### [Dataset entries]
---------------

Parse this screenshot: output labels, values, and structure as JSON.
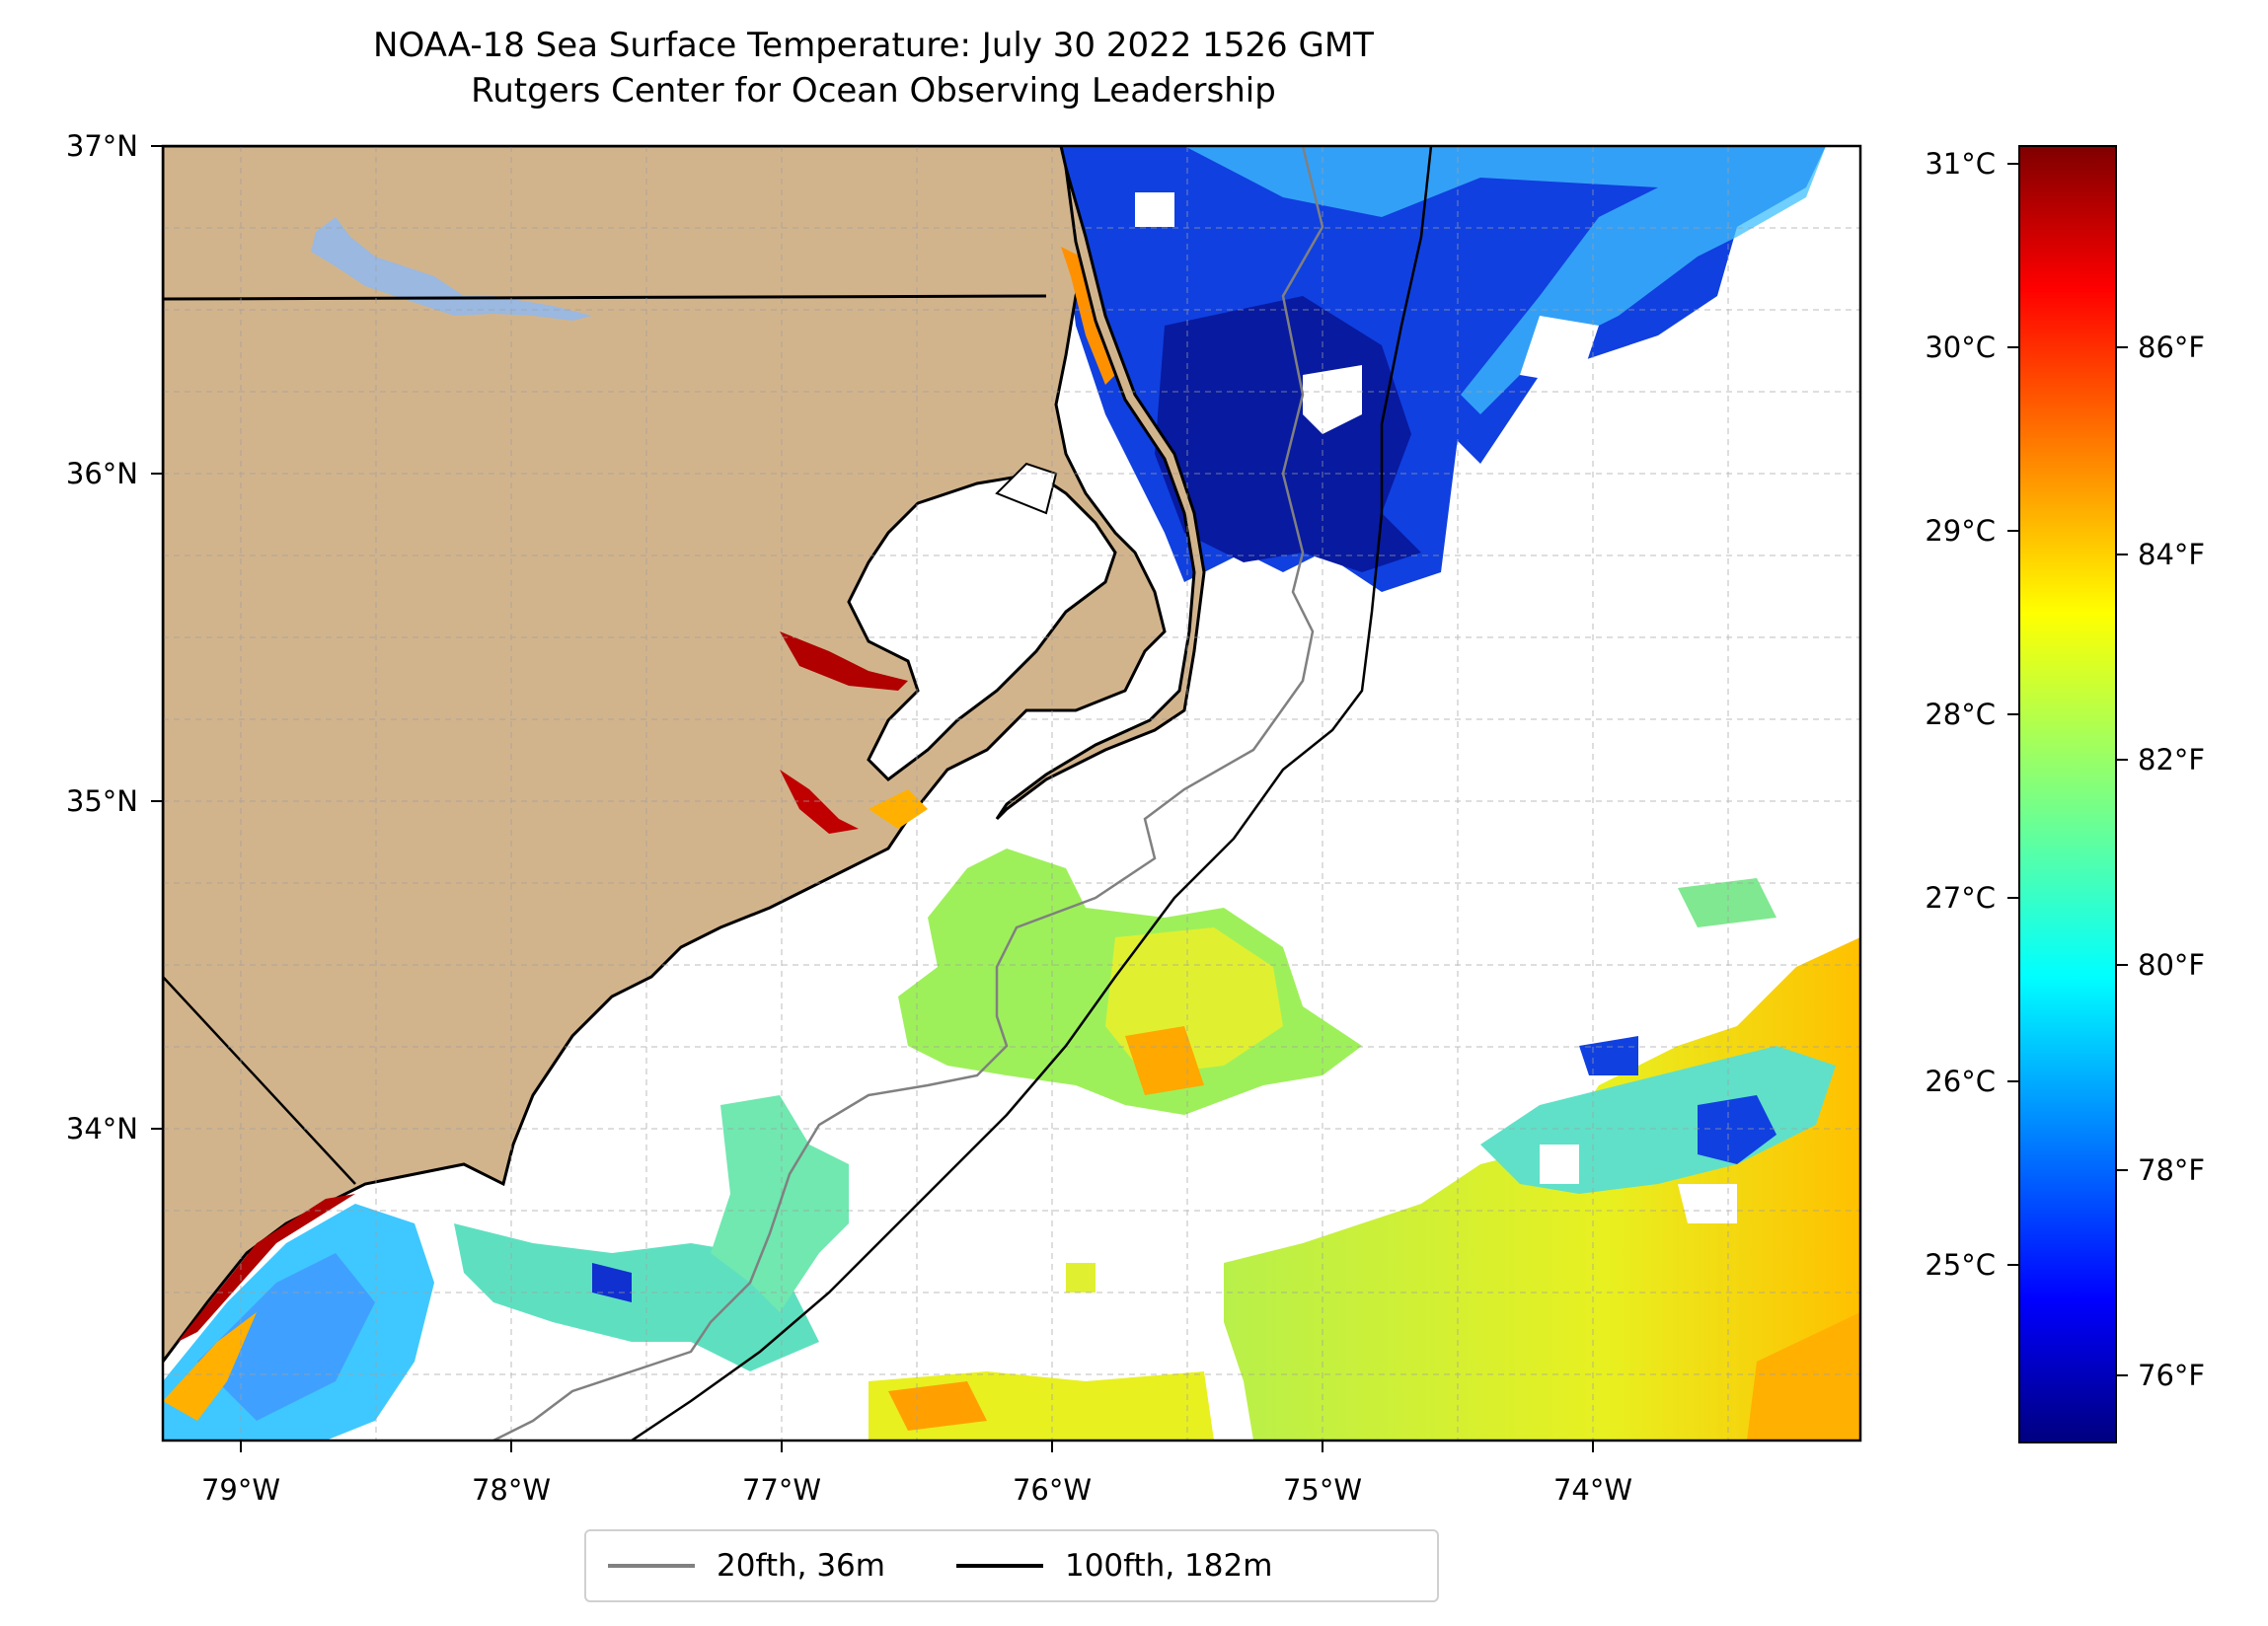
{
  "title": "NOAA-18 Sea Surface Temperature: July 30 2022 1526 GMT",
  "subtitle": "Rutgers Center for Ocean Observing Leadership",
  "map": {
    "lon_labels": [
      "79°W",
      "78°W",
      "77°W",
      "76°W",
      "75°W",
      "74°W"
    ],
    "lat_labels": [
      "37°N",
      "36°N",
      "35°N",
      "34°N"
    ],
    "land_color": "#d2b48c",
    "lake_color": "#9ab8e0",
    "grid": true
  },
  "colorbar": {
    "colormap": "jet",
    "celsius_labels": [
      "31°C",
      "30°C",
      "29°C",
      "28°C",
      "27°C",
      "26°C",
      "25°C"
    ],
    "fahrenheit_labels": [
      "86°F",
      "84°F",
      "82°F",
      "80°F",
      "78°F",
      "76°F"
    ]
  },
  "legend": [
    {
      "label": "20fth, 36m",
      "color": "#808080"
    },
    {
      "label": "100fth, 182m",
      "color": "#000000"
    }
  ]
}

---------------

Reproduce all the entries that precede this task, word for word, minus any pictures.

### [Task result]
Parse this screenshot: output labels, values, and structure as JSON.
{
  "title": "NOAA-18 Sea Surface Temperature: July 30 2022 1526 GMT",
  "subtitle": "Rutgers Center for Ocean Observing Leadership",
  "map": {
    "lon_labels": [
      "79°W",
      "78°W",
      "77°W",
      "76°W",
      "75°W",
      "74°W"
    ],
    "lat_labels": [
      "37°N",
      "36°N",
      "35°N",
      "34°N"
    ],
    "land_color": "#d2b48c",
    "lake_color": "#9ab8e0",
    "grid": true
  },
  "colorbar": {
    "colormap": "jet",
    "celsius_labels": [
      "31°C",
      "30°C",
      "29°C",
      "28°C",
      "27°C",
      "26°C",
      "25°C"
    ],
    "fahrenheit_labels": [
      "86°F",
      "84°F",
      "82°F",
      "80°F",
      "78°F",
      "76°F"
    ]
  },
  "legend": [
    {
      "label": "20fth, 36m",
      "color": "#808080"
    },
    {
      "label": "100fth, 182m",
      "color": "#000000"
    }
  ]
}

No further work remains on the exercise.